» Required work
The data is to be repeated exactly, with the images removed.

» Task inputs
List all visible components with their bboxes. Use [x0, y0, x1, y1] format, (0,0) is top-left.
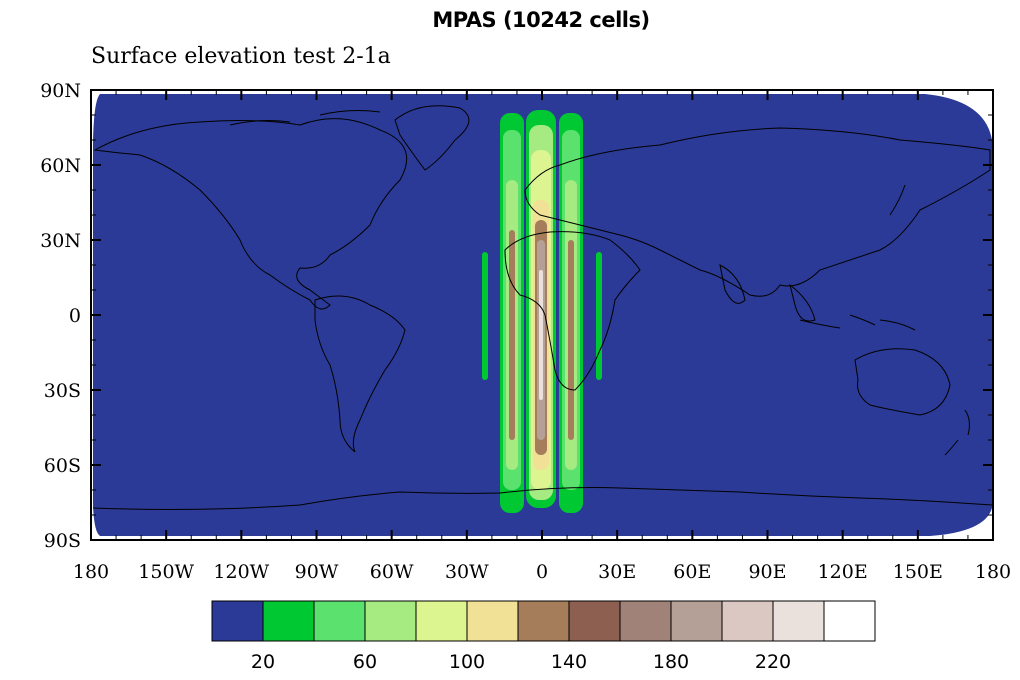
y-tick-label: 90S — [44, 530, 81, 552]
x-tick-label: 0 — [536, 561, 548, 583]
colorbar-label: 140 — [551, 651, 587, 673]
colorbar-swatch — [466, 600, 519, 642]
x-tick-label: 90E — [748, 561, 786, 583]
y-tick-label: 0 — [69, 305, 81, 327]
coastlines — [92, 105, 993, 510]
x-tick-label: 150W — [138, 561, 194, 583]
y-tick-label: 60N — [40, 155, 81, 177]
y-tick-label: 30N — [40, 230, 81, 252]
x-tick-label: 120W — [213, 561, 269, 583]
colorbar-swatch — [313, 600, 366, 642]
y-tick-label: 90N — [40, 80, 81, 102]
colorbar-label: 180 — [653, 651, 689, 673]
y-axis: 90N 60N 30N 0 30S 60S 90S — [40, 80, 993, 552]
x-tick-label: 60E — [673, 561, 711, 583]
x-tick-label: 30W — [445, 561, 489, 583]
x-tick-label: 150E — [893, 561, 943, 583]
x-tick-label: 120E — [818, 561, 868, 583]
colorbar-swatch — [211, 600, 264, 642]
colorbar-label: 60 — [353, 651, 377, 673]
colorbar-swatch — [364, 600, 417, 642]
y-tick-label: 30S — [44, 380, 81, 402]
colorbar: 20 60 100 140 180 220 — [211, 600, 876, 673]
plot-title: MPAS (10242 cells) — [432, 8, 650, 32]
colorbar-swatch — [721, 600, 774, 642]
colorbar-swatch — [823, 600, 876, 642]
plot-subtitle: Surface elevation test 2-1a — [91, 44, 391, 69]
colorbar-label: 100 — [449, 651, 485, 673]
y-tick-label: 60S — [44, 455, 81, 477]
colorbar-swatch — [619, 600, 672, 642]
x-tick-label: 60W — [370, 561, 414, 583]
colorbar-label: 20 — [251, 651, 275, 673]
colorbar-swatch — [415, 600, 468, 642]
colorbar-swatch — [670, 600, 723, 642]
x-tick-label: 180 — [73, 561, 109, 583]
x-tick-label: 180 — [975, 561, 1011, 583]
x-axis: 180 150W 120W 90W 60W 30W 0 30E 60E 90E 120E 150E 18… — [73, 90, 1011, 583]
map-content — [92, 94, 993, 536]
colorbar-swatch — [262, 600, 315, 642]
colorbar-swatch — [772, 600, 825, 642]
x-tick-label: 90W — [295, 561, 339, 583]
colorbar-label: 220 — [755, 651, 791, 673]
x-tick-label: 30E — [598, 561, 636, 583]
colorbar-swatch — [517, 600, 570, 642]
colorbar-swatch — [568, 600, 621, 642]
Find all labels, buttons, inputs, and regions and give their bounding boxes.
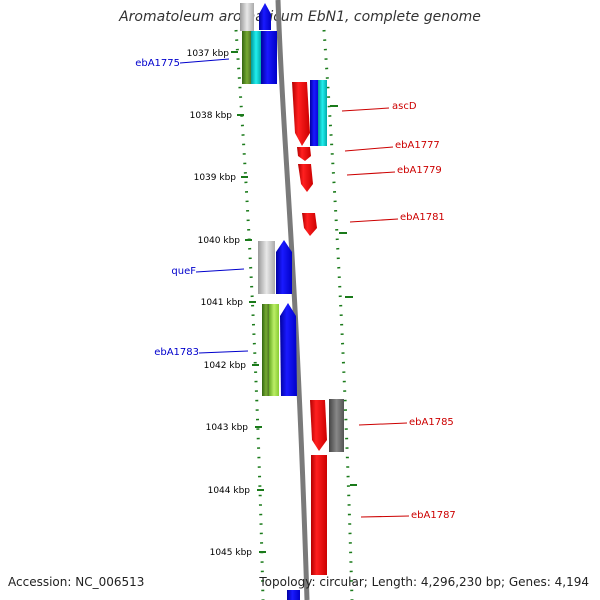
gene-block-olive — [242, 31, 252, 84]
gene-arrow-red-ascD — [292, 82, 310, 146]
gene-label-ebA1779[interactable]: ebA1779 — [397, 165, 442, 176]
tick-label: 1039 kbp — [194, 173, 237, 183]
label-connector — [360, 515, 410, 518]
tick-label: 1040 kbp — [198, 236, 241, 246]
tick-label: 1041 kbp — [201, 298, 244, 308]
tick-marks — [231, 51, 357, 553]
tick-label: 1037 kbp — [187, 49, 230, 59]
gene-block-cyan-ascD — [318, 80, 327, 146]
gene-label-ebA1777[interactable]: ebA1777 — [395, 140, 440, 151]
label-connector — [195, 268, 245, 273]
gene-arrow-blue — [276, 240, 292, 294]
gene-arrow-red-1785 — [310, 400, 327, 451]
gene-label-ebA1785[interactable]: ebA1785 — [409, 417, 454, 428]
accession-text: Accession: NC_006513 — [8, 575, 145, 589]
gene-block-grey-top — [240, 3, 254, 31]
gene-block-lime — [269, 304, 279, 396]
label-connector — [349, 218, 399, 223]
label-connector — [341, 107, 390, 112]
gene-label-queF[interactable]: queF — [171, 266, 196, 277]
gene-label-ebA1781[interactable]: ebA1781 — [400, 212, 445, 223]
gene-block-blue-bottom — [287, 590, 300, 600]
gene-arrow-red-1781 — [302, 213, 317, 236]
tick-label: 1045 kbp — [210, 548, 253, 558]
label-connector — [179, 58, 230, 64]
gene-arrow-red-small — [297, 147, 311, 161]
tick-label: 1043 kbp — [206, 423, 249, 433]
gene-block-blue-ascD — [310, 80, 320, 146]
outer-ruler-dots — [234, 29, 265, 600]
gene-block-olive-2 — [262, 304, 270, 396]
gene-block-red-1787 — [311, 455, 327, 575]
genome-backbone — [275, 0, 310, 600]
label-connector — [344, 146, 394, 152]
gene-arrow-blue-2 — [280, 303, 297, 396]
gene-label-ascD[interactable]: ascD — [392, 101, 417, 112]
tick-label: 1038 kbp — [190, 111, 233, 121]
label-connector — [346, 171, 396, 176]
gene-arrow-blue-top — [259, 3, 271, 30]
label-connector — [358, 422, 408, 426]
gene-block-grey — [258, 241, 275, 294]
gene-block-blue — [261, 31, 277, 84]
tick-label: 1042 kbp — [204, 361, 247, 371]
label-connector — [198, 350, 249, 354]
topology-text: Topology: circular; Length: 4,296,230 bp… — [259, 575, 589, 589]
gene-block-darkgrey — [329, 399, 344, 452]
gene-arrow-red-1779 — [298, 164, 313, 192]
gene-label-ebA1775[interactable]: ebA1775 — [135, 58, 180, 69]
gene-block-cyan — [251, 31, 261, 84]
gene-label-ebA1787[interactable]: ebA1787 — [411, 510, 456, 521]
inner-ruler-dots — [322, 29, 354, 600]
tick-label: 1044 kbp — [208, 486, 251, 496]
genome-title: Aromatoleum aromaticum EbN1, complete ge… — [119, 9, 481, 25]
gene-label-ebA1783[interactable]: ebA1783 — [154, 347, 199, 358]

» Answer space
List all visible components with their bboxes. Use [x0, y0, x1, y1] format, (0,0) is top-left.
y-tick-label: 90S — [44, 530, 81, 552]
x-tick-label: 0 — [536, 561, 548, 583]
colorbar-label: 140 — [551, 651, 587, 673]
colorbar-swatch — [466, 600, 519, 642]
x-tick-label: 90E — [748, 561, 786, 583]
y-tick-label: 0 — [69, 305, 81, 327]
coastlines — [92, 105, 993, 510]
x-tick-label: 150W — [138, 561, 194, 583]
y-tick-label: 60N — [40, 155, 81, 177]
y-tick-label: 30N — [40, 230, 81, 252]
x-tick-label: 120W — [213, 561, 269, 583]
colorbar-swatch — [313, 600, 366, 642]
y-tick-label: 90N — [40, 80, 81, 102]
colorbar-label: 180 — [653, 651, 689, 673]
y-axis: 90N 60N 30N 0 30S 60S 90S — [40, 80, 993, 552]
x-tick-label: 60E — [673, 561, 711, 583]
x-tick-label: 30W — [445, 561, 489, 583]
x-tick-label: 150E — [893, 561, 943, 583]
x-tick-label: 120E — [818, 561, 868, 583]
colorbar-swatch — [211, 600, 264, 642]
colorbar-label: 60 — [353, 651, 377, 673]
colorbar-swatch — [364, 600, 417, 642]
y-tick-label: 30S — [44, 380, 81, 402]
colorbar: 20 60 100 140 180 220 — [211, 600, 876, 673]
plot-title: MPAS (10242 cells) — [432, 8, 650, 32]
colorbar-swatch — [721, 600, 774, 642]
colorbar-swatch — [823, 600, 876, 642]
plot-subtitle: Surface elevation test 2-1a — [91, 44, 391, 69]
colorbar-label: 100 — [449, 651, 485, 673]
y-tick-label: 60S — [44, 455, 81, 477]
colorbar-swatch — [619, 600, 672, 642]
x-tick-label: 60W — [370, 561, 414, 583]
colorbar-label: 20 — [251, 651, 275, 673]
colorbar-swatch — [415, 600, 468, 642]
colorbar-swatch — [670, 600, 723, 642]
x-tick-label: 180 — [73, 561, 109, 583]
x-tick-label: 180 — [975, 561, 1011, 583]
x-axis: 180 150W 120W 90W 60W 30W 0 30E 60E 90E 120E 150E 18… — [73, 90, 1011, 583]
map-content — [92, 94, 993, 536]
colorbar-swatch — [262, 600, 315, 642]
colorbar-swatch — [772, 600, 825, 642]
x-tick-label: 90W — [295, 561, 339, 583]
colorbar-label: 220 — [755, 651, 791, 673]
x-tick-label: 30E — [598, 561, 636, 583]
colorbar-swatch — [517, 600, 570, 642]
colorbar-swatch — [568, 600, 621, 642]
Find all labels, buttons, inputs, and regions and give their bounding boxes.
gene-block-olive — [242, 31, 252, 84]
gene-arrow-red-ascD — [292, 82, 310, 146]
gene-label-ebA1779[interactable]: ebA1779 — [397, 165, 442, 176]
tick-label: 1039 kbp — [194, 173, 237, 183]
label-connector — [360, 515, 410, 518]
tick-label: 1040 kbp — [198, 236, 241, 246]
tick-label: 1041 kbp — [201, 298, 244, 308]
tick-marks — [231, 51, 357, 553]
tick-label: 1037 kbp — [187, 49, 230, 59]
gene-block-cyan-ascD — [318, 80, 327, 146]
gene-label-ebA1777[interactable]: ebA1777 — [395, 140, 440, 151]
label-connector — [195, 268, 245, 273]
gene-arrow-blue — [276, 240, 292, 294]
gene-arrow-red-1785 — [310, 400, 327, 451]
gene-label-ebA1785[interactable]: ebA1785 — [409, 417, 454, 428]
accession-text: Accession: NC_006513 — [8, 575, 145, 589]
gene-block-grey-top — [240, 3, 254, 31]
gene-block-lime — [269, 304, 279, 396]
label-connector — [349, 218, 399, 223]
label-connector — [341, 107, 390, 112]
gene-label-queF[interactable]: queF — [171, 266, 196, 277]
gene-label-ebA1781[interactable]: ebA1781 — [400, 212, 445, 223]
gene-block-blue-bottom — [287, 590, 300, 600]
gene-arrow-red-1781 — [302, 213, 317, 236]
tick-label: 1045 kbp — [210, 548, 253, 558]
label-connector — [179, 58, 230, 64]
gene-arrow-red-small — [297, 147, 311, 161]
tick-label: 1043 kbp — [206, 423, 249, 433]
gene-block-blue-ascD — [310, 80, 320, 146]
outer-ruler-dots — [234, 29, 265, 600]
gene-block-olive-2 — [262, 304, 270, 396]
gene-block-red-1787 — [311, 455, 327, 575]
genome-backbone — [275, 0, 310, 600]
label-connector — [344, 146, 394, 152]
gene-arrow-blue-2 — [280, 303, 297, 396]
gene-label-ascD[interactable]: ascD — [392, 101, 417, 112]
tick-label: 1038 kbp — [190, 111, 233, 121]
label-connector — [346, 171, 396, 176]
gene-arrow-blue-top — [259, 3, 271, 30]
label-connector — [358, 422, 408, 426]
gene-block-grey — [258, 241, 275, 294]
gene-block-blue — [261, 31, 277, 84]
tick-label: 1042 kbp — [204, 361, 247, 371]
label-connector — [198, 350, 249, 354]
topology-text: Topology: circular; Length: 4,296,230 bp… — [259, 575, 589, 589]
gene-block-darkgrey — [329, 399, 344, 452]
gene-arrow-red-1779 — [298, 164, 313, 192]
gene-label-ebA1775[interactable]: ebA1775 — [135, 58, 180, 69]
gene-block-cyan — [251, 31, 261, 84]
gene-label-ebA1787[interactable]: ebA1787 — [411, 510, 456, 521]
inner-ruler-dots — [322, 29, 354, 600]
tick-label: 1044 kbp — [208, 486, 251, 496]
genome-title: Aromatoleum aromaticum EbN1, complete ge… — [119, 9, 481, 25]
gene-label-ebA1783[interactable]: ebA1783 — [154, 347, 199, 358]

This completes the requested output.